- _Aim_
Send back the records in full, character for character.

Part of a data file:
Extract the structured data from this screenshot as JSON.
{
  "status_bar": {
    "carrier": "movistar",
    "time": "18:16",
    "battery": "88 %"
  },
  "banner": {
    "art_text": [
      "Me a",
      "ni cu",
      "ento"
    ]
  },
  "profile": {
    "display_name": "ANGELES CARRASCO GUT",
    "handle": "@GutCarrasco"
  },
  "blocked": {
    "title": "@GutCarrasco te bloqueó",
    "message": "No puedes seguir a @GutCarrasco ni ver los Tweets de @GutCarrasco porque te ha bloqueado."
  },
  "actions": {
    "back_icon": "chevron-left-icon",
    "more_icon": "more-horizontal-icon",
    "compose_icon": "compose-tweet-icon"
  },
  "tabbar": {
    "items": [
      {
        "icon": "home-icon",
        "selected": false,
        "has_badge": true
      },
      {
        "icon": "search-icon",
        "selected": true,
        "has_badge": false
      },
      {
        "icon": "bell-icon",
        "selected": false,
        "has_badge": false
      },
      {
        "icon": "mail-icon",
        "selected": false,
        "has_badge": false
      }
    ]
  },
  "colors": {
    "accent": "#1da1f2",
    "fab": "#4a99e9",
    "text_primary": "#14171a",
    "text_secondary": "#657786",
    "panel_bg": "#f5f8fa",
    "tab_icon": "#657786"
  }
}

- _Task result_
Extract the structured data from this screenshot as JSON.
{
  "status_bar": {
    "carrier": "movistar",
    "time": "18:16",
    "battery": "88 %"
  },
  "banner": {
    "art_text": [
      "Me a",
      "ni cu",
      "ento"
    ]
  },
  "profile": {
    "display_name": "ANGELES CARRASCO GUT",
    "handle": "@GutCarrasco"
  },
  "blocked": {
    "title": "@GutCarrasco te bloqueó",
    "message": "No puedes seguir a @GutCarrasco ni ver los Tweets de @GutCarrasco porque te ha bloqueado."
  },
  "actions": {
    "back_icon": "chevron-left-icon",
    "more_icon": "more-horizontal-icon",
    "compose_icon": "compose-tweet-icon"
  },
  "tabbar": {
    "items": [
      {
        "icon": "home-icon",
        "selected": false,
        "has_badge": true
      },
      {
        "icon": "search-icon",
        "selected": true,
        "has_badge": false
      },
      {
        "icon": "bell-icon",
        "selected": false,
        "has_badge": false
      },
      {
        "icon": "mail-icon",
        "selected": false,
        "has_badge": false
      }
    ]
  },
  "colors": {
    "accent": "#1da1f2",
    "fab": "#4a99e9",
    "text_primary": "#14171a",
    "text_secondary": "#657786",
    "panel_bg": "#f5f8fa",
    "tab_icon": "#657786"
  }
}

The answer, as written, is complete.